SHORT PROBLEM
Please print the full listing exactly.

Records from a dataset
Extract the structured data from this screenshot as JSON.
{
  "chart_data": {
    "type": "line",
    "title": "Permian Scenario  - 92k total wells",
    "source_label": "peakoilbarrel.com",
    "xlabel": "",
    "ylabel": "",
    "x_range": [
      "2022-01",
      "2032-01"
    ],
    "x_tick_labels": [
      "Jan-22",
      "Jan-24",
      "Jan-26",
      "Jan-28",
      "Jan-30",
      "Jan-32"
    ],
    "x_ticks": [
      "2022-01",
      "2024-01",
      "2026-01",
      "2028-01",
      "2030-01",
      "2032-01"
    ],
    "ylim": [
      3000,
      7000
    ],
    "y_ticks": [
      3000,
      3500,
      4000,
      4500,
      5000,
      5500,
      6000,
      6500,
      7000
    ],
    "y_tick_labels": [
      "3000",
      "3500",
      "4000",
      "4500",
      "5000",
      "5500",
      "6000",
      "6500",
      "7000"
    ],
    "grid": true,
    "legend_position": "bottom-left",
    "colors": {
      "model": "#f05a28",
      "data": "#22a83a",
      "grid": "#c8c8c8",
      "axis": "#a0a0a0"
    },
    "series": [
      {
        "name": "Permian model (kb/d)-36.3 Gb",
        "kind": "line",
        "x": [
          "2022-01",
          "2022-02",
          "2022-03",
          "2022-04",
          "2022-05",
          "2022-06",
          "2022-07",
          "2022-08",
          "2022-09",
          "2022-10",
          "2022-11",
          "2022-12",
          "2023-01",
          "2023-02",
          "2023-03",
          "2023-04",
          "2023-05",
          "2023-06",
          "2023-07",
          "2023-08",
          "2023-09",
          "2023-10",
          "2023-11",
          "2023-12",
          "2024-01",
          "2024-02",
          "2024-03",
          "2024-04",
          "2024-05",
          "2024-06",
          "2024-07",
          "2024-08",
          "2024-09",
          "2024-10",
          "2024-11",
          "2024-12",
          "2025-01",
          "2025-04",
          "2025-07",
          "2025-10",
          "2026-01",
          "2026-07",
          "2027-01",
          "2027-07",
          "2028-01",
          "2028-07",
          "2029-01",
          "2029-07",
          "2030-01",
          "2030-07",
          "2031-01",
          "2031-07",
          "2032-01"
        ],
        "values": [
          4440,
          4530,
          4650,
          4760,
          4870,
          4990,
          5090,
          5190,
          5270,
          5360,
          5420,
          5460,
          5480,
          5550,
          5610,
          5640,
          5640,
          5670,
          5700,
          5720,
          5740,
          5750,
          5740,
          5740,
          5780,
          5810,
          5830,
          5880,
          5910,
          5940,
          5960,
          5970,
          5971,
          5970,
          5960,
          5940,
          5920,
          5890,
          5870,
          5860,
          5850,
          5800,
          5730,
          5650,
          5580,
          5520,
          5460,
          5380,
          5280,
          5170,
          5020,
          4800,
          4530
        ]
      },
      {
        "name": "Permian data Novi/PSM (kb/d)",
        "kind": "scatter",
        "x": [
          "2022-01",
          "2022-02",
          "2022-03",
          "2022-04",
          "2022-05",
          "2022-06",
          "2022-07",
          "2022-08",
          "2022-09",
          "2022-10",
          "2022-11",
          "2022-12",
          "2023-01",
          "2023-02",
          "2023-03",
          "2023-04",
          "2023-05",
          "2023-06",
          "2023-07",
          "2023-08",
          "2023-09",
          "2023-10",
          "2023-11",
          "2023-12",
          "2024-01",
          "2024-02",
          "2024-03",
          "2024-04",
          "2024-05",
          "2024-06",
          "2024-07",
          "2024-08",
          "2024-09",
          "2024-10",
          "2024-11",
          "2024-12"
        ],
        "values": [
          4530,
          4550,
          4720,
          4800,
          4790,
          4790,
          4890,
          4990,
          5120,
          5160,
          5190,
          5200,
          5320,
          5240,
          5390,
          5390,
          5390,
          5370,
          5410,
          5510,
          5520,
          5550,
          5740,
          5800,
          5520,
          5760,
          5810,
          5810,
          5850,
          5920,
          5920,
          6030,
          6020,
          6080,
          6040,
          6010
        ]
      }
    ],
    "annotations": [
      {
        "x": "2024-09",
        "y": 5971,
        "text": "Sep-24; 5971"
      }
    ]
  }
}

RESULT BELOW
Extract the structured data from this screenshot as JSON.
{
  "chart_data": {
    "type": "line",
    "title": "Permian Scenario  - 92k total wells",
    "source_label": "peakoilbarrel.com",
    "xlabel": "",
    "ylabel": "",
    "x_range": [
      "2022-01",
      "2032-01"
    ],
    "x_tick_labels": [
      "Jan-22",
      "Jan-24",
      "Jan-26",
      "Jan-28",
      "Jan-30",
      "Jan-32"
    ],
    "x_ticks": [
      "2022-01",
      "2024-01",
      "2026-01",
      "2028-01",
      "2030-01",
      "2032-01"
    ],
    "ylim": [
      3000,
      7000
    ],
    "y_ticks": [
      3000,
      3500,
      4000,
      4500,
      5000,
      5500,
      6000,
      6500,
      7000
    ],
    "y_tick_labels": [
      "3000",
      "3500",
      "4000",
      "4500",
      "5000",
      "5500",
      "6000",
      "6500",
      "7000"
    ],
    "grid": true,
    "legend_position": "bottom-left",
    "colors": {
      "model": "#f05a28",
      "data": "#22a83a",
      "grid": "#c8c8c8",
      "axis": "#a0a0a0"
    },
    "series": [
      {
        "name": "Permian model (kb/d)-36.3 Gb",
        "kind": "line",
        "x": [
          "2022-01",
          "2022-02",
          "2022-03",
          "2022-04",
          "2022-05",
          "2022-06",
          "2022-07",
          "2022-08",
          "2022-09",
          "2022-10",
          "2022-11",
          "2022-12",
          "2023-01",
          "2023-02",
          "2023-03",
          "2023-04",
          "2023-05",
          "2023-06",
          "2023-07",
          "2023-08",
          "2023-09",
          "2023-10",
          "2023-11",
          "2023-12",
          "2024-01",
          "2024-02",
          "2024-03",
          "2024-04",
          "2024-05",
          "2024-06",
          "2024-07",
          "2024-08",
          "2024-09",
          "2024-10",
          "2024-11",
          "2024-12",
          "2025-01",
          "2025-04",
          "2025-07",
          "2025-10",
          "2026-01",
          "2026-07",
          "2027-01",
          "2027-07",
          "2028-01",
          "2028-07",
          "2029-01",
          "2029-07",
          "2030-01",
          "2030-07",
          "2031-01",
          "2031-07",
          "2032-01"
        ],
        "values": [
          4440,
          4530,
          4650,
          4760,
          4870,
          4990,
          5090,
          5190,
          5270,
          5360,
          5420,
          5460,
          5480,
          5550,
          5610,
          5640,
          5640,
          5670,
          5700,
          5720,
          5740,
          5750,
          5740,
          5740,
          5780,
          5810,
          5830,
          5880,
          5910,
          5940,
          5960,
          5970,
          5971,
          5970,
          5960,
          5940,
          5920,
          5890,
          5870,
          5860,
          5850,
          5800,
          5730,
          5650,
          5580,
          5520,
          5460,
          5380,
          5280,
          5170,
          5020,
          4800,
          4530
        ]
      },
      {
        "name": "Permian data Novi/PSM (kb/d)",
        "kind": "scatter",
        "x": [
          "2022-01",
          "2022-02",
          "2022-03",
          "2022-04",
          "2022-05",
          "2022-06",
          "2022-07",
          "2022-08",
          "2022-09",
          "2022-10",
          "2022-11",
          "2022-12",
          "2023-01",
          "2023-02",
          "2023-03",
          "2023-04",
          "2023-05",
          "2023-06",
          "2023-07",
          "2023-08",
          "2023-09",
          "2023-10",
          "2023-11",
          "2023-12",
          "2024-01",
          "2024-02",
          "2024-03",
          "2024-04",
          "2024-05",
          "2024-06",
          "2024-07",
          "2024-08",
          "2024-09",
          "2024-10",
          "2024-11",
          "2024-12"
        ],
        "values": [
          4530,
          4550,
          4720,
          4800,
          4790,
          4790,
          4890,
          4990,
          5120,
          5160,
          5190,
          5200,
          5320,
          5240,
          5390,
          5390,
          5390,
          5370,
          5410,
          5510,
          5520,
          5550,
          5740,
          5800,
          5520,
          5760,
          5810,
          5810,
          5850,
          5920,
          5920,
          6030,
          6020,
          6080,
          6040,
          6010
        ]
      }
    ],
    "annotations": [
      {
        "x": "2024-09",
        "y": 5971,
        "text": "Sep-24; 5971"
      }
    ]
  }
}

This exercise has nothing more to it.